##### Recorded information

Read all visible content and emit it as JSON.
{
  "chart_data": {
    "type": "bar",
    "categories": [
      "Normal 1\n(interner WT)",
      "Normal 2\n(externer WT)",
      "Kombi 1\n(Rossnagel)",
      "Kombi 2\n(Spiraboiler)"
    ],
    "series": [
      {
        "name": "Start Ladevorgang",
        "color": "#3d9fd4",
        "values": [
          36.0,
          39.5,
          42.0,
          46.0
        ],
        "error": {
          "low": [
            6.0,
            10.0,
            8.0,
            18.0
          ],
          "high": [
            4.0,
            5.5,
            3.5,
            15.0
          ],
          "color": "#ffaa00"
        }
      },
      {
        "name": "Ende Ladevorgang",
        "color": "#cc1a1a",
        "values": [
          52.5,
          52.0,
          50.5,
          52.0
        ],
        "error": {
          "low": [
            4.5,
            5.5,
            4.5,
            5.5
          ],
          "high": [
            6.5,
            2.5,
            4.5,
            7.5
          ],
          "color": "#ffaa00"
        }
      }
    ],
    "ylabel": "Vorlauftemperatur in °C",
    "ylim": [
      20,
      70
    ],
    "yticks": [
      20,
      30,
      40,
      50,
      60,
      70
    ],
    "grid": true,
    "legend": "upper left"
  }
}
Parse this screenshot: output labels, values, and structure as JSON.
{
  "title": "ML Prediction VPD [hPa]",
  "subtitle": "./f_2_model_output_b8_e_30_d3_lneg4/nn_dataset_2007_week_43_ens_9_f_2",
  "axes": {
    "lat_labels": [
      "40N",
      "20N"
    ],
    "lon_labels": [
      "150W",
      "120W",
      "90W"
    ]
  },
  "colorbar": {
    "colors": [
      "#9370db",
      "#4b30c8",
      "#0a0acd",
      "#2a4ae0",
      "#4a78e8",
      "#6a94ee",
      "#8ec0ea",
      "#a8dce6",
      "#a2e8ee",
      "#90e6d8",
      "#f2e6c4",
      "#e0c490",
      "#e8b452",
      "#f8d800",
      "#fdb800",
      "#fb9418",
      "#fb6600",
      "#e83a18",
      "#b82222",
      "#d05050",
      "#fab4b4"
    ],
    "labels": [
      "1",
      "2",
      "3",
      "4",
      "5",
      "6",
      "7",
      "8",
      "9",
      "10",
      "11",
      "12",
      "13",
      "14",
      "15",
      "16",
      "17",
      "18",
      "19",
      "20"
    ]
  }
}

##########

### What you are asked to do:
Write out every line of the entries that holds the word "Normal".

### Solved problem:
      "Normal 1\n(interner WT)",
      "Normal 2\n(externer WT)",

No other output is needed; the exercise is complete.